JOB: Pick out all lines with the word "title" from the records that follow.

Dataset listings of figures
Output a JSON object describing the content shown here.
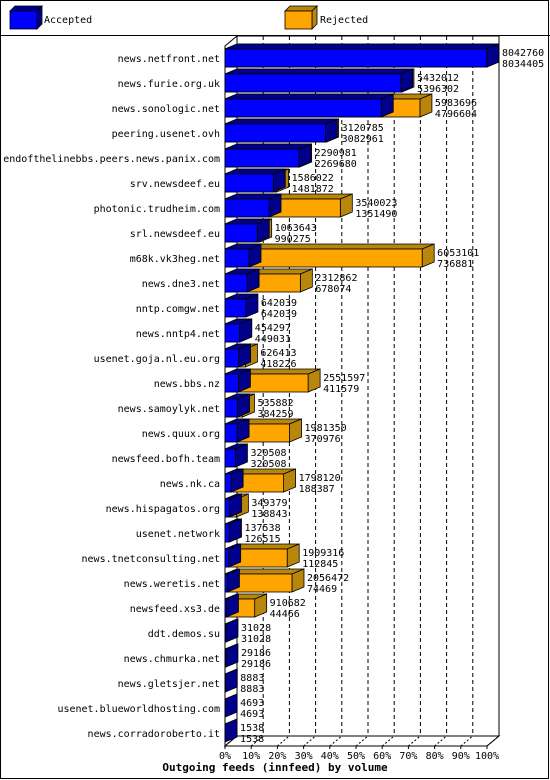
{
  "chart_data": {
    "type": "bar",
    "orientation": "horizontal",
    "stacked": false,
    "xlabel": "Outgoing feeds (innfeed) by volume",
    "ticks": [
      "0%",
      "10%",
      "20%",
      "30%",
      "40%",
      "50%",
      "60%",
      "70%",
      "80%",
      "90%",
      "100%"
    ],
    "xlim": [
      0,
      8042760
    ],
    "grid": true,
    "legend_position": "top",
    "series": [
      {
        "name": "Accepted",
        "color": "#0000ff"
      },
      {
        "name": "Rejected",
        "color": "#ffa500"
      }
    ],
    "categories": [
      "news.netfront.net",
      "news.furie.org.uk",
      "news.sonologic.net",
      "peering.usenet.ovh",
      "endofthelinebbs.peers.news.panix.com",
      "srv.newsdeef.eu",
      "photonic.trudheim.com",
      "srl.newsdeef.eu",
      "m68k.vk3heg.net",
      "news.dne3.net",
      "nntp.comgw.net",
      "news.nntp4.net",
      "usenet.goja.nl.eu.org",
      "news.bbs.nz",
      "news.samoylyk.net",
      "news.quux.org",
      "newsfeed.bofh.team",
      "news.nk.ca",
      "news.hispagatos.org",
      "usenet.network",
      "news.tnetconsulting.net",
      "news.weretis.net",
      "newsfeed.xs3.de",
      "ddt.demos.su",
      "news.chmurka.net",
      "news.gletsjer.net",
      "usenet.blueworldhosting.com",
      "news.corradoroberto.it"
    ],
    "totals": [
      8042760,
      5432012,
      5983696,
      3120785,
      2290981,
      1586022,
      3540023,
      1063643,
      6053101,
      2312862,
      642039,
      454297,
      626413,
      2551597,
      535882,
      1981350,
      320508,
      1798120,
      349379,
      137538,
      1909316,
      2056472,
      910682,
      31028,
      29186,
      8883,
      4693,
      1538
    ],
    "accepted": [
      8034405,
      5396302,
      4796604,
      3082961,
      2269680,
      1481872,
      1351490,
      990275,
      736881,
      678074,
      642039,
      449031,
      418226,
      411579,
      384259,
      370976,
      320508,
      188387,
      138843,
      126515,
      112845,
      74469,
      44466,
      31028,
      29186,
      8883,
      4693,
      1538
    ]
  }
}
--
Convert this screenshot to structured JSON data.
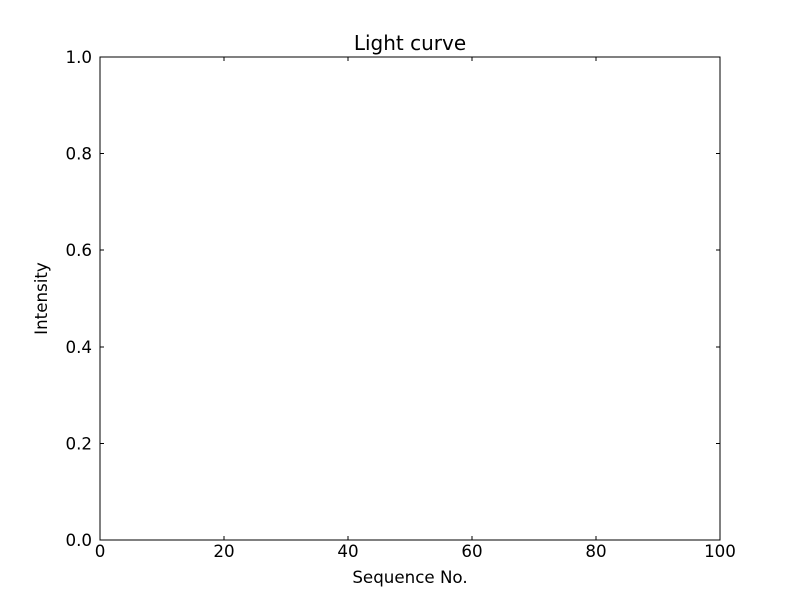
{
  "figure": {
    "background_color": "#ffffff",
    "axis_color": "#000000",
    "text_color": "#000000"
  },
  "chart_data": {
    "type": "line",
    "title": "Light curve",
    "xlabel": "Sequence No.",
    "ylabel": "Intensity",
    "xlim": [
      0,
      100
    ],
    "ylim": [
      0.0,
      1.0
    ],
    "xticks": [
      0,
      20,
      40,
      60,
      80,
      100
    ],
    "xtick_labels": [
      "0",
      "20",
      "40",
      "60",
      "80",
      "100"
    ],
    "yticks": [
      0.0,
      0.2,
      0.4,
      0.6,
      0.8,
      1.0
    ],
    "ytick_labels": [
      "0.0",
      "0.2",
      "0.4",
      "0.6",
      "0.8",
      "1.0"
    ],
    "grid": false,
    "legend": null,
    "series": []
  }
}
...
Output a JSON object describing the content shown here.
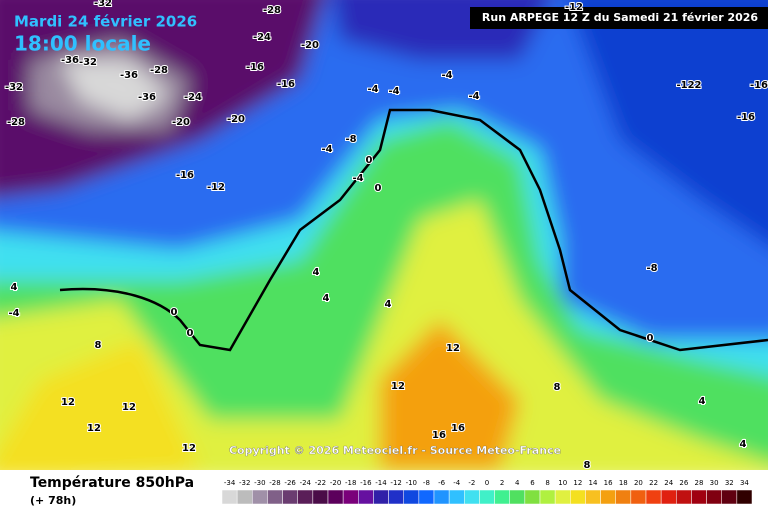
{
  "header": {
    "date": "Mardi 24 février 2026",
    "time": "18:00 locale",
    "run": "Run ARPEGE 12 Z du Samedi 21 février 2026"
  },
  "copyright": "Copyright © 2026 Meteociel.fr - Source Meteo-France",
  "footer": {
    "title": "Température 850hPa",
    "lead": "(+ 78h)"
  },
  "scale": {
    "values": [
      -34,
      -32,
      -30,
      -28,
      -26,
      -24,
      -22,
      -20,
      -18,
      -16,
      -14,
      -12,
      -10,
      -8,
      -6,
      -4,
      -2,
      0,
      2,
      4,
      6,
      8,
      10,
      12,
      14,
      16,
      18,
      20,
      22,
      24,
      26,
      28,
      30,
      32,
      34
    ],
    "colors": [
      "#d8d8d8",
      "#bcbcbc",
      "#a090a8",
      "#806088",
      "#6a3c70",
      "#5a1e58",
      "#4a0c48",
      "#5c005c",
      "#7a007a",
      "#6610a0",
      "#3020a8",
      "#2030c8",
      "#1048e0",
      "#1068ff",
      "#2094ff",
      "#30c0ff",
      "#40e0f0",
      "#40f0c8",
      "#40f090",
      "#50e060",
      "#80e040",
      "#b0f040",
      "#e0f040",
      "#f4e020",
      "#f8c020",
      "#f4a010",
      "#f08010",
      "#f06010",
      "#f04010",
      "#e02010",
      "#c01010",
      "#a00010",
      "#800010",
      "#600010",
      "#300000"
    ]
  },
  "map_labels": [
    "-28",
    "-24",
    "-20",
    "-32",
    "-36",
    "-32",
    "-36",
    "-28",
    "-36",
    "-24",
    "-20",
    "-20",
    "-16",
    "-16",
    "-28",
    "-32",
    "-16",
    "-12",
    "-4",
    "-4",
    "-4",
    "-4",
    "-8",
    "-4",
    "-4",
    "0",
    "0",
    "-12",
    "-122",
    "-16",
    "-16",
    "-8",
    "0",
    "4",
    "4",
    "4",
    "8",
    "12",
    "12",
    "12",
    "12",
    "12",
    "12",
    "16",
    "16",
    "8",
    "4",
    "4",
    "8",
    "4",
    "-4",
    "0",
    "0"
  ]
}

EXERCISE RESPONSE:
    "title": "Light curve",
    "title": "Température 850hPa",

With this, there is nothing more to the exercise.